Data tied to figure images
------------------------------------------------
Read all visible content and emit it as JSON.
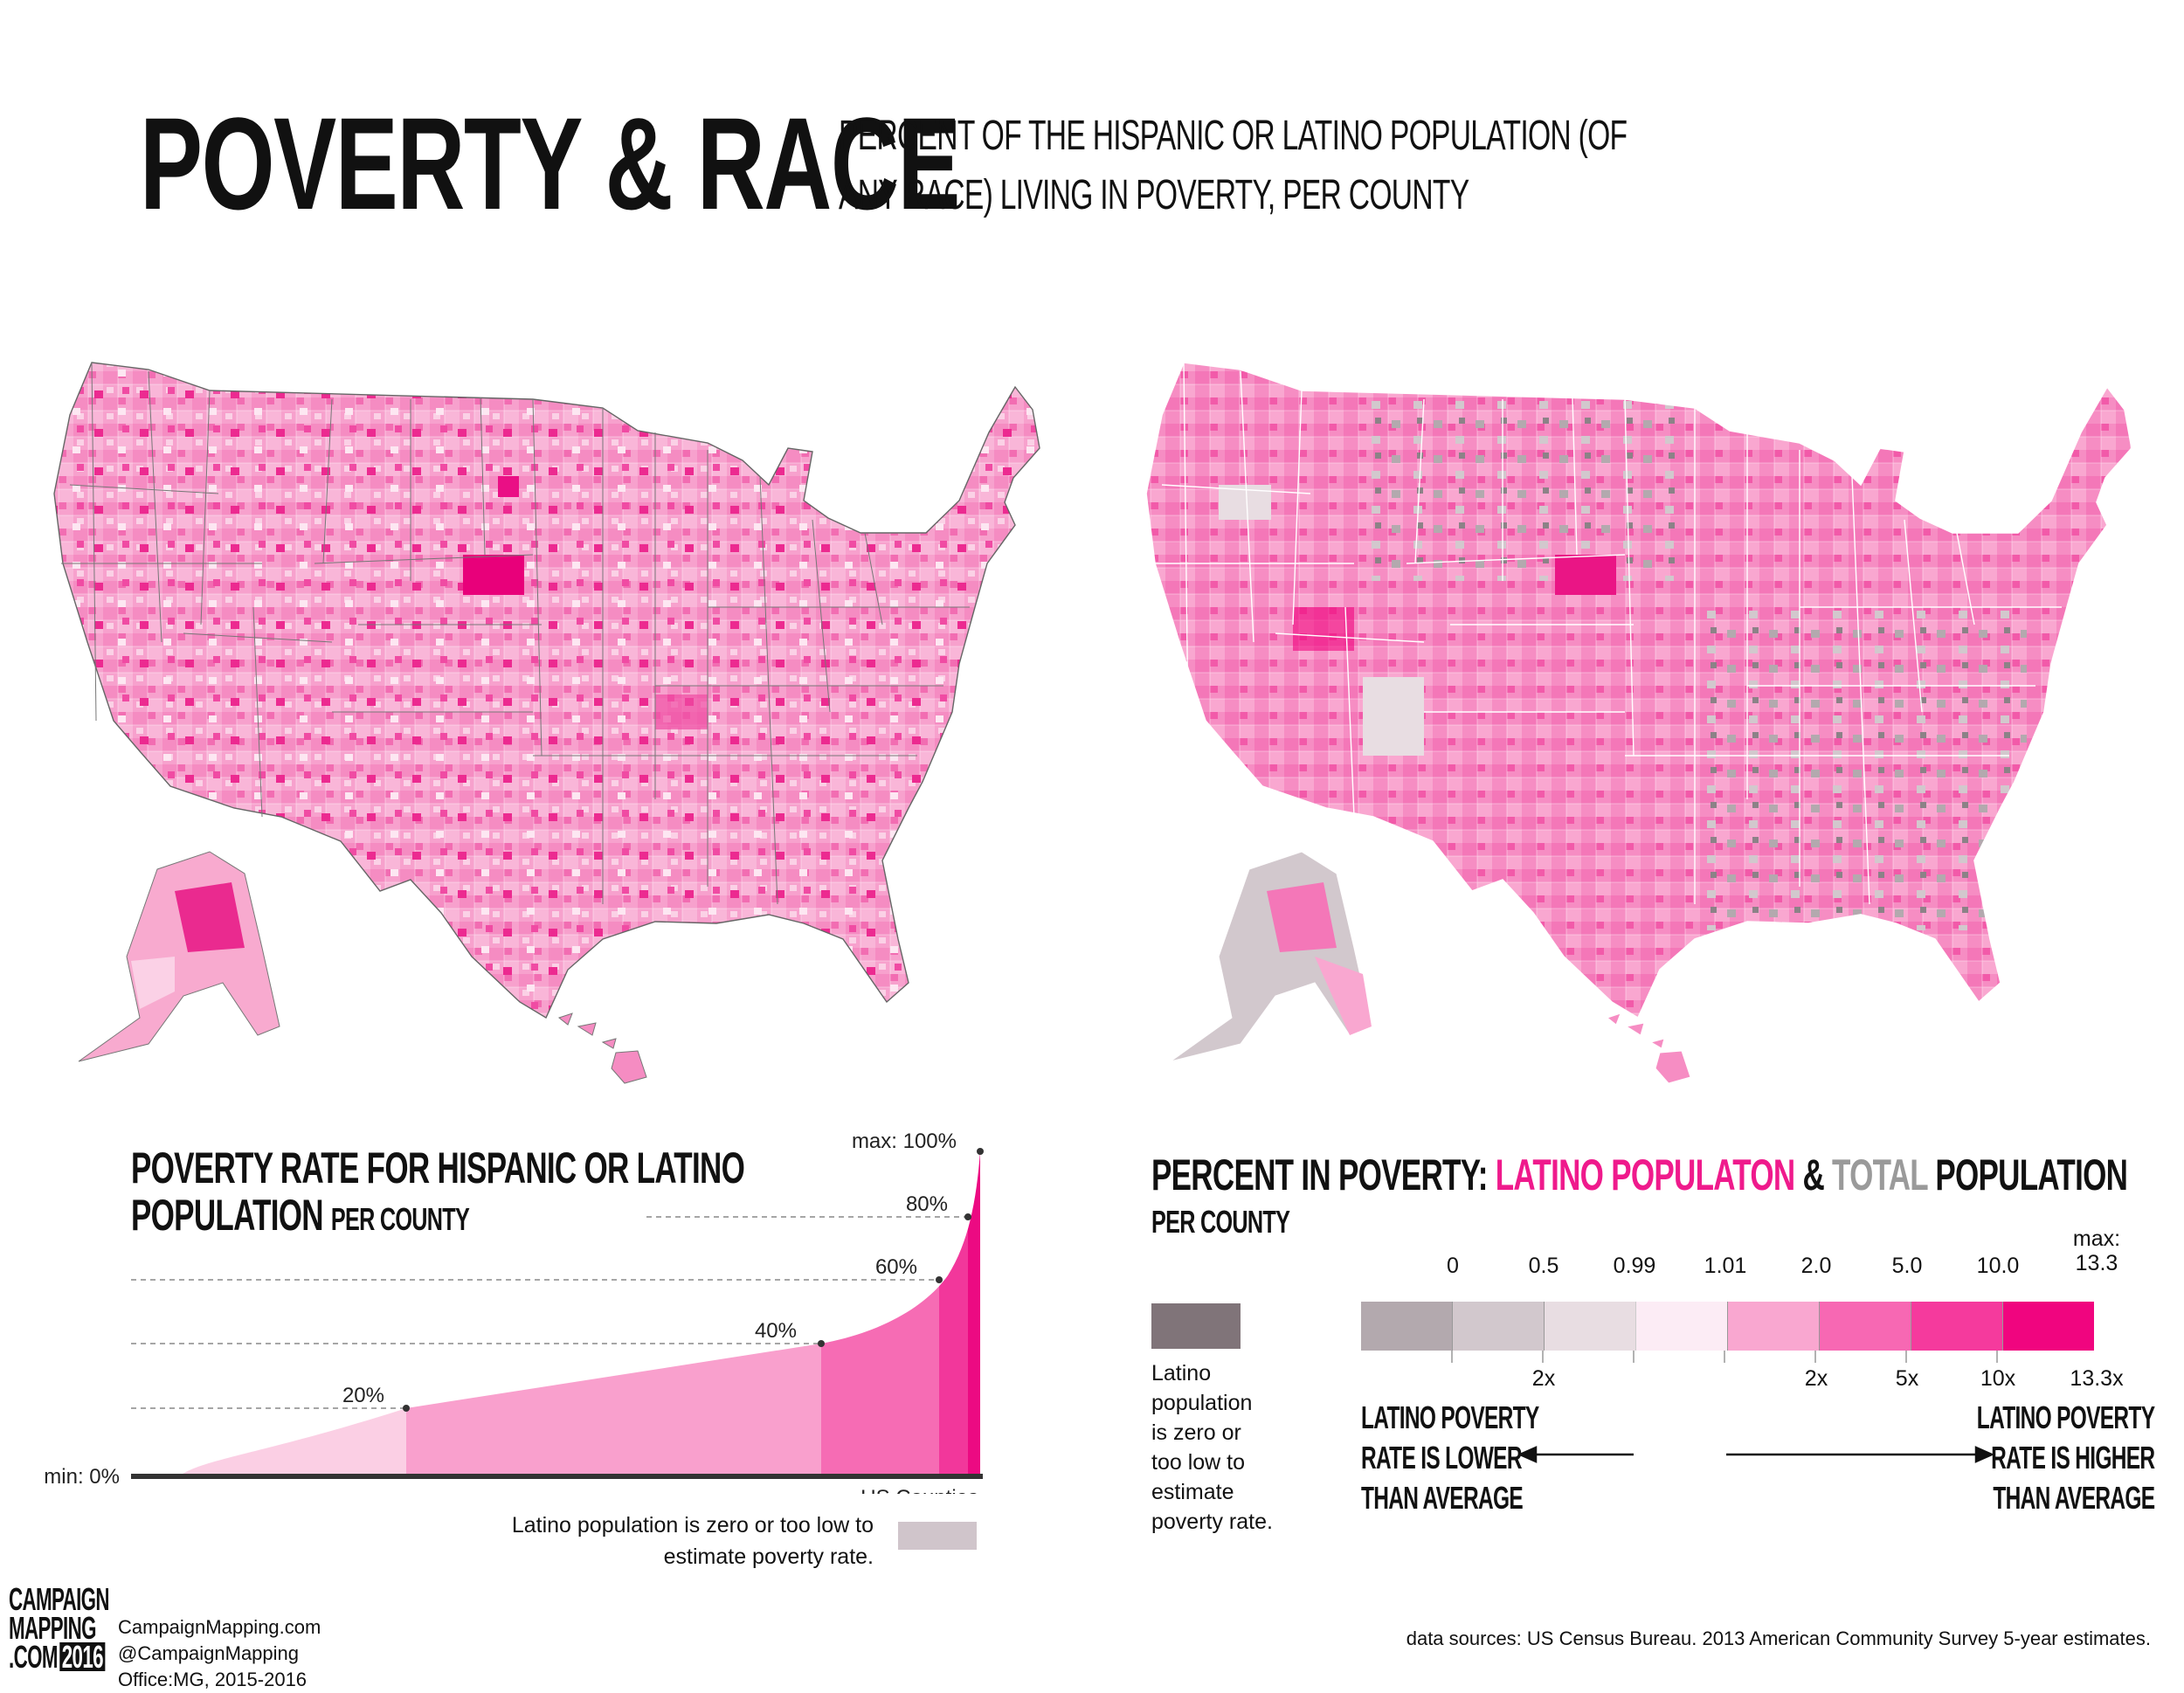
{
  "header": {
    "title": "POVERTY & RACE",
    "subtitle_line1": "PERCENT OF THE HISPANIC OR LATINO POPULATION (OF",
    "subtitle_line2": "ANY RACE) LIVING IN POVERTY, PER COUNTY"
  },
  "left_chart": {
    "title_line1": "POVERTY RATE FOR HISPANIC OR LATINO",
    "title_line2": "POPULATION",
    "title_small": "PER COUNTY",
    "x_axis_label": "US Counties",
    "min_label": "min: 0%",
    "max_label": "max: 100%",
    "pct_labels": [
      "20%",
      "40%",
      "60%",
      "80%"
    ],
    "note_line1": "Latino population is zero or too low to",
    "note_line2": "estimate poverty rate."
  },
  "right_legend": {
    "title_part1": "PERCENT IN POVERTY: ",
    "title_part2": "LATINO POPULATON",
    "title_part3": " & ",
    "title_part4": "TOTAL",
    "title_part5": " POPULATION",
    "subtitle": "PER COUNTY",
    "ratio_labels": [
      "0",
      "0.5",
      "0.99",
      "1.01",
      "2.0",
      "5.0",
      "10.0"
    ],
    "max_label_line1": "max:",
    "max_label_line2": "13.3",
    "multiplier_labels": [
      "2x",
      "2x",
      "5x",
      "10x",
      "13.3x"
    ],
    "na_label_lines": [
      "Latino",
      "population",
      "is zero or",
      "too low to",
      "estimate",
      "poverty rate."
    ],
    "lower_lines": [
      "LATINO POVERTY",
      "RATE IS LOWER",
      "THAN AVERAGE"
    ],
    "higher_lines": [
      "LATINO POVERTY",
      "RATE IS HIGHER",
      "THAN AVERAGE"
    ]
  },
  "colors": {
    "accent": "#ef1a8c",
    "na_grey": "#d0c5cb",
    "na_dark": "#807479",
    "scale": [
      "#b3a9ae",
      "#d2c8cd",
      "#e8dde2",
      "#fcecf5",
      "#f9a7d0",
      "#f768b3",
      "#f53a9d",
      "#f0057f"
    ]
  },
  "footer": {
    "logo_lines": [
      "CAMPAIGN",
      "MAPPING",
      ".COM"
    ],
    "logo_year": "2016",
    "site": "CampaignMapping.com",
    "handle": "@CampaignMapping",
    "office": "Office:MG, 2015-2016",
    "source": "data sources: US Census Bureau. 2013 American Community Survey 5-year estimates."
  }
}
------------------------------------------------
» Task to carry out
From the entries above, copy every line that holds the word "COUNTY".

» Exercise solution
    "subtitle_line2": "ANY RACE) LIVING IN POVERTY, PER COUNTY"
    "title_small": "PER COUNTY",
    "subtitle": "PER COUNTY",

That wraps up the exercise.